▸ **Your task**
Select lines where the word "people" appears.
## begin
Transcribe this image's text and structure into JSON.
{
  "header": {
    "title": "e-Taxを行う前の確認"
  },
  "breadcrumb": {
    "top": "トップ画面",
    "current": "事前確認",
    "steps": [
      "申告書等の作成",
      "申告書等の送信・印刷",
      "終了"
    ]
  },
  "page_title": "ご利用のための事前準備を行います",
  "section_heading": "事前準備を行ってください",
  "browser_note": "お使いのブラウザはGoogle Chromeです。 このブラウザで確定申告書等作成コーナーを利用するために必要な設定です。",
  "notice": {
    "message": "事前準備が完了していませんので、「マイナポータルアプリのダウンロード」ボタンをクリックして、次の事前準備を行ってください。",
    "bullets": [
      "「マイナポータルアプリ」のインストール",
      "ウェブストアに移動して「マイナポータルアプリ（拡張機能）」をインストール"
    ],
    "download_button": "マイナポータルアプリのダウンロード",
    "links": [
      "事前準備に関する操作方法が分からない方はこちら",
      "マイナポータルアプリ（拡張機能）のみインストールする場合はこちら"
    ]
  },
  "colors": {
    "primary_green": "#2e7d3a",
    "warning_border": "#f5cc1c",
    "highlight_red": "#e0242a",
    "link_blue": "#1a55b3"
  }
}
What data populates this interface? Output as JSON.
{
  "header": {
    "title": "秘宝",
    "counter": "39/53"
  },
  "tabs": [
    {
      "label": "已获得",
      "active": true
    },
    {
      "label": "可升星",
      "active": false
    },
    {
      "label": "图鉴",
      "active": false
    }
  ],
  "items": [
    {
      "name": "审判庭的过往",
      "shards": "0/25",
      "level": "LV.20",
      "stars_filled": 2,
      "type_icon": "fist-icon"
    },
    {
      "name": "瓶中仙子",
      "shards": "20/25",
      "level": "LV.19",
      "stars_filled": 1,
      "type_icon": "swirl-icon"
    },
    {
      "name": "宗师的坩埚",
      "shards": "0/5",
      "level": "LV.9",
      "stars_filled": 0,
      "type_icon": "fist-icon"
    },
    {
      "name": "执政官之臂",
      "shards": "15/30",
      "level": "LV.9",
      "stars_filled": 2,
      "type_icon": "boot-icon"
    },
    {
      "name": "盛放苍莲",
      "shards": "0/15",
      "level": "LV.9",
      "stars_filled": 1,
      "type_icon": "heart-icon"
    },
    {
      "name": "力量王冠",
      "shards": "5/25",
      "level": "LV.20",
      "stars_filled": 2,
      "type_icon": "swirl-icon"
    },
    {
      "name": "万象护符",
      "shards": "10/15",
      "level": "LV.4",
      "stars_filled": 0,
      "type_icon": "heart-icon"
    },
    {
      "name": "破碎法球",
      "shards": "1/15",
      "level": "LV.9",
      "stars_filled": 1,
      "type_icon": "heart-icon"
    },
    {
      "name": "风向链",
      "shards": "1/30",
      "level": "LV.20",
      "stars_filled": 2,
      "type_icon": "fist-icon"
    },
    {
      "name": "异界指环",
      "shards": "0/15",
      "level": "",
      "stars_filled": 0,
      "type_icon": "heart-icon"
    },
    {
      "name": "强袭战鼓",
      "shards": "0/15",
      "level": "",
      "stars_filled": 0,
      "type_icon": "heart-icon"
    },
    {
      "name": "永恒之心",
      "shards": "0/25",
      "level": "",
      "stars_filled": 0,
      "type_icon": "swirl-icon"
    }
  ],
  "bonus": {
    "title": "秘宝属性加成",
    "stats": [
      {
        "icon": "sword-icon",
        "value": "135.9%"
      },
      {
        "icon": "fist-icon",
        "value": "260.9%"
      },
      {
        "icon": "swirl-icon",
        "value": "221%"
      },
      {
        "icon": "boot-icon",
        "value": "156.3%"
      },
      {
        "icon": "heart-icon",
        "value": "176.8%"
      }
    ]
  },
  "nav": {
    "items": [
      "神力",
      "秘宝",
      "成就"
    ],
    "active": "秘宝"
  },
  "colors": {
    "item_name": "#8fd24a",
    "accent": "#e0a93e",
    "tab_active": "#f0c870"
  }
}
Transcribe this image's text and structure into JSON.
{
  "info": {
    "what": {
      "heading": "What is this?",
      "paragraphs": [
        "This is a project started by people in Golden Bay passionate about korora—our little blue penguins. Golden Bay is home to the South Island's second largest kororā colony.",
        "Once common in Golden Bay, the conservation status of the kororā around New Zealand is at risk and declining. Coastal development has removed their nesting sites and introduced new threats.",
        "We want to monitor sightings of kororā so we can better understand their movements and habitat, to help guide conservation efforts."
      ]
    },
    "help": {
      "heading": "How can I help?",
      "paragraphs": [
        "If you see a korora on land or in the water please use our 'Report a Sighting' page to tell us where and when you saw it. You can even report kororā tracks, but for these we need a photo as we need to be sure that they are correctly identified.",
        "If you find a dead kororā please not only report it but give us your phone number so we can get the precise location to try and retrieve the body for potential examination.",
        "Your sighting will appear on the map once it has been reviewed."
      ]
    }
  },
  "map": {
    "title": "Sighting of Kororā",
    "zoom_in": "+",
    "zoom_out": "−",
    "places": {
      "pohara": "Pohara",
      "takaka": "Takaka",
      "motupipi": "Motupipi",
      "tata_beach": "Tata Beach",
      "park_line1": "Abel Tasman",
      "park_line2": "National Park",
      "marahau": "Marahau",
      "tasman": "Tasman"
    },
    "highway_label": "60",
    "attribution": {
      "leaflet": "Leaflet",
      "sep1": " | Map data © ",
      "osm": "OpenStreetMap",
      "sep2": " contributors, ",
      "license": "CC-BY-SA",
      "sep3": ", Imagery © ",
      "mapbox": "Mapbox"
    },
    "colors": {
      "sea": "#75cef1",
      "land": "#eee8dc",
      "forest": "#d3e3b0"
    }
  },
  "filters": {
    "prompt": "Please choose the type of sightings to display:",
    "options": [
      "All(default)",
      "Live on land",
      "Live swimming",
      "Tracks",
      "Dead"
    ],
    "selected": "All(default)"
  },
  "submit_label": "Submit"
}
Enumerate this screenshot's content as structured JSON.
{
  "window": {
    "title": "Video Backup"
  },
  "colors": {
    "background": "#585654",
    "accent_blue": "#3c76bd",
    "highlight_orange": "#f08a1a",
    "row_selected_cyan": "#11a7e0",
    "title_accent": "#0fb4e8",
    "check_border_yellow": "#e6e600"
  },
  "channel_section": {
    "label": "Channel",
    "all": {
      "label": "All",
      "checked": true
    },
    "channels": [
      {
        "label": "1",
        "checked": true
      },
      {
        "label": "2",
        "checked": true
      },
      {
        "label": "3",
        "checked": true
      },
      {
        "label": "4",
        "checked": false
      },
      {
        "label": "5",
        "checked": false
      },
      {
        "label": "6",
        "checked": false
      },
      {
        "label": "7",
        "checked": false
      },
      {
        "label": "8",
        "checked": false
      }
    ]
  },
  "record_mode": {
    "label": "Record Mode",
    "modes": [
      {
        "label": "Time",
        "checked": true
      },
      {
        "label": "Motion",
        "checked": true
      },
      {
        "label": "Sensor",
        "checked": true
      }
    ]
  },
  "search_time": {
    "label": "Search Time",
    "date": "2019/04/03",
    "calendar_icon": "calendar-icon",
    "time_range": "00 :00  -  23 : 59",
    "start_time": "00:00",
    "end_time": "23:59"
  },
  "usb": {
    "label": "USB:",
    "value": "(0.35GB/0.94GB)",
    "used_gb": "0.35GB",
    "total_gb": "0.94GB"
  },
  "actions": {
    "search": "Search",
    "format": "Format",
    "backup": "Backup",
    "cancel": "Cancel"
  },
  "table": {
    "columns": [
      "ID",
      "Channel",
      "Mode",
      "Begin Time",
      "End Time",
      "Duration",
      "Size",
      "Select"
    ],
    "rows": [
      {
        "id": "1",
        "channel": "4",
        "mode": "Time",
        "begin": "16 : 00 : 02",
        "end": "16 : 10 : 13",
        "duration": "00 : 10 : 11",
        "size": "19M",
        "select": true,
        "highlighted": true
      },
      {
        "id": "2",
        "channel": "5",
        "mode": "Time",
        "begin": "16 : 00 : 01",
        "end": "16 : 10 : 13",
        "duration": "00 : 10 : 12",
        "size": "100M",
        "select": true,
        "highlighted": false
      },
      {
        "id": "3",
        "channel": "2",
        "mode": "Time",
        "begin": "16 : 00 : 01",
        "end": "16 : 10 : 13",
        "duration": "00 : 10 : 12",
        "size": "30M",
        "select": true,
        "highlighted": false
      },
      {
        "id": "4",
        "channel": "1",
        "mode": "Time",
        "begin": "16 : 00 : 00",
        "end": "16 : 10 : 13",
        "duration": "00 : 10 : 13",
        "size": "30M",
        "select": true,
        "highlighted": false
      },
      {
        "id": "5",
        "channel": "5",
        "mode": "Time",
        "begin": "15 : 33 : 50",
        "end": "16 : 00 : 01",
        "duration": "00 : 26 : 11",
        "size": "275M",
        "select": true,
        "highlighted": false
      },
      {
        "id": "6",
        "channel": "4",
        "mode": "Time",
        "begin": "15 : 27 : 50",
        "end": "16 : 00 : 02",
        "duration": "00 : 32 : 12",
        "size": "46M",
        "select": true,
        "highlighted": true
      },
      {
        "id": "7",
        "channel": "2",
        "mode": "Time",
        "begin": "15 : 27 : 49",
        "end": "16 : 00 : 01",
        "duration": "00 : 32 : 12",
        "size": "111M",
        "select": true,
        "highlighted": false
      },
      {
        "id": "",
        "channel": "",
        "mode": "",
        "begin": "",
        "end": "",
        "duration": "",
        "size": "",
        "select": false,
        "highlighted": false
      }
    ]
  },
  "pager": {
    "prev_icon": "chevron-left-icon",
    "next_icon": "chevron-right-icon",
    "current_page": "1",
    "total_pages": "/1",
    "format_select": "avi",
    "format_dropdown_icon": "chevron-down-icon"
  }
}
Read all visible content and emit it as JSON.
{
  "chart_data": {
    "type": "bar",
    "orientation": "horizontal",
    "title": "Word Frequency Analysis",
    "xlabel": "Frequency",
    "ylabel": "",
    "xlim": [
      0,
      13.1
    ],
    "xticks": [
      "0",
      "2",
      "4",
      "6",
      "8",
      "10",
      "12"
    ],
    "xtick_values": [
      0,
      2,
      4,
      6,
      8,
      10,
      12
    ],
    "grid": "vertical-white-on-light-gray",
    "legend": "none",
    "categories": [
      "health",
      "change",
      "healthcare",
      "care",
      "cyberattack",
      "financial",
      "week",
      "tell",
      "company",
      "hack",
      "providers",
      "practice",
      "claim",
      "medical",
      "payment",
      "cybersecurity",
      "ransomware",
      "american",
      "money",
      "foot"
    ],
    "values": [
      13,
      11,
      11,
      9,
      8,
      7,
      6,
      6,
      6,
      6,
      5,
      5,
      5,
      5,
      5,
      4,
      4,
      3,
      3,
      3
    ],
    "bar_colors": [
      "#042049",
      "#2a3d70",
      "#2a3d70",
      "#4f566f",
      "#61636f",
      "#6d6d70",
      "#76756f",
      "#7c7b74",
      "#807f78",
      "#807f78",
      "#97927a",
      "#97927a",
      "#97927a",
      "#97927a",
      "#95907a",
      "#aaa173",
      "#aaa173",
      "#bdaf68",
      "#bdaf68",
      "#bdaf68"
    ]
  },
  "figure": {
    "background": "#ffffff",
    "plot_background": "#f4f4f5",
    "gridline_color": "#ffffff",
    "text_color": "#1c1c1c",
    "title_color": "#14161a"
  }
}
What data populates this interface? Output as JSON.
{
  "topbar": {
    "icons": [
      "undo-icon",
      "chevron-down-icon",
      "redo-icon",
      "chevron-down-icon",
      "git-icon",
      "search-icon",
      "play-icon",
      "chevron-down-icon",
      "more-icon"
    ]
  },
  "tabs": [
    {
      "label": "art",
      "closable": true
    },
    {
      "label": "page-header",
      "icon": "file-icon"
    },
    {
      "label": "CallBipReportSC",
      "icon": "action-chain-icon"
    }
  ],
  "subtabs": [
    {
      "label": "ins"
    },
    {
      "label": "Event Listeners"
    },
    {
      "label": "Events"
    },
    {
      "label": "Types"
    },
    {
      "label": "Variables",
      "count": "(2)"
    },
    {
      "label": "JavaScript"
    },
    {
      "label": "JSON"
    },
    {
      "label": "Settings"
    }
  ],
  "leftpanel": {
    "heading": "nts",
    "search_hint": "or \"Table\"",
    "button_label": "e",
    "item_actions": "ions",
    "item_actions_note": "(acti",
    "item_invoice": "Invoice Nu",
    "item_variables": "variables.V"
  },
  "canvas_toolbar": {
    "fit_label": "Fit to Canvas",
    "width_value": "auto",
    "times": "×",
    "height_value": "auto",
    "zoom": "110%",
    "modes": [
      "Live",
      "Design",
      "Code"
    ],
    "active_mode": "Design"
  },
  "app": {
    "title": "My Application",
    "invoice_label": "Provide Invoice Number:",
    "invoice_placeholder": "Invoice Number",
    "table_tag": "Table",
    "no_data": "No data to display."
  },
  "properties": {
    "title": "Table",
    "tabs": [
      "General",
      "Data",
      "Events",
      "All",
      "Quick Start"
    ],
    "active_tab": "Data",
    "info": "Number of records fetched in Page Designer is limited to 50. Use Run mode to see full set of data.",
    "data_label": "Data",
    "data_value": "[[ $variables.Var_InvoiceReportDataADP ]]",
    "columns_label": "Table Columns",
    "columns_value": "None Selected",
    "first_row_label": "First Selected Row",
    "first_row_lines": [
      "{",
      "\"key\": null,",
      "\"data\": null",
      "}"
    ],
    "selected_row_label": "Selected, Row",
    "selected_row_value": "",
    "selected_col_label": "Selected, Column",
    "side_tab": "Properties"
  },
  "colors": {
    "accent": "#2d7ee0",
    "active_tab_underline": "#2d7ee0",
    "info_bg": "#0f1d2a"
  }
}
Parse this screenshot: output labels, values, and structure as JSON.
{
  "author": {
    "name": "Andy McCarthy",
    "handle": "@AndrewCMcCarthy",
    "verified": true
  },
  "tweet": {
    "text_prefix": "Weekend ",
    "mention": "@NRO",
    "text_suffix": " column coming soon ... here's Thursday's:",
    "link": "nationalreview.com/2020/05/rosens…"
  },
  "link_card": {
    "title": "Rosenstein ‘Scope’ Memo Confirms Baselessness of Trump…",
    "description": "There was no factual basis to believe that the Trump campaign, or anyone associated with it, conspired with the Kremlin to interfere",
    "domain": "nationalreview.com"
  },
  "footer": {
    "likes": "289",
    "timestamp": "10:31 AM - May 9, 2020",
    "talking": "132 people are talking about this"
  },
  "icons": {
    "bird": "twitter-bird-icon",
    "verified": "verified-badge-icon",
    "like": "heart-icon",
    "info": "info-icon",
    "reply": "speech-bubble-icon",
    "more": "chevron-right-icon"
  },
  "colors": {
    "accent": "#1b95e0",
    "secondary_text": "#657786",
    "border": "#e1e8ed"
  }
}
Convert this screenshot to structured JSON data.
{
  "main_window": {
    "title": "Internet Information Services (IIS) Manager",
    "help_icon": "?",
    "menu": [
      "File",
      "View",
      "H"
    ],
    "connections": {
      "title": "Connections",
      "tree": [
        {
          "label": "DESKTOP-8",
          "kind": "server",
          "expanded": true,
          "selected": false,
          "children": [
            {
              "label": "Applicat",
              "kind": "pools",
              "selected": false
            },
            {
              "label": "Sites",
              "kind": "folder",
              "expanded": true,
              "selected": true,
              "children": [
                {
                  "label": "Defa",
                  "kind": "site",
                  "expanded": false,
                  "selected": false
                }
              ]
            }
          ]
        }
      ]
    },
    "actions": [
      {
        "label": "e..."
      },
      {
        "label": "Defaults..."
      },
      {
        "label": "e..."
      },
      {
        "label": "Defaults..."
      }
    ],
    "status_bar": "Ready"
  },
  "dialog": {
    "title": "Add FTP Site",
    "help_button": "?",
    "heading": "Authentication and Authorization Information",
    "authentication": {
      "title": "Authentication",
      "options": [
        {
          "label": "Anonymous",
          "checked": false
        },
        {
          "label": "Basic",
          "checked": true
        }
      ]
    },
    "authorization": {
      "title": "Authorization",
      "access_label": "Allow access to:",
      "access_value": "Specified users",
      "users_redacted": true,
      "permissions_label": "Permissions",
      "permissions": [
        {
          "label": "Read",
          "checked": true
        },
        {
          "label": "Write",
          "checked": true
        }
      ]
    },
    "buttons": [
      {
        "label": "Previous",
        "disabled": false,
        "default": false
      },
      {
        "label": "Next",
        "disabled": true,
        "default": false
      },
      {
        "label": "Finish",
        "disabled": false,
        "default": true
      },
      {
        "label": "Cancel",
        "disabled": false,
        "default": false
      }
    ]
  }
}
## end
▸ **Response**
        "This is a project started by people in Golden Bay passionate about korora—our little blue penguins. Golden Bay is home to the South Island's second largest kororā colony.",
    "talking": "132 people are talking about this"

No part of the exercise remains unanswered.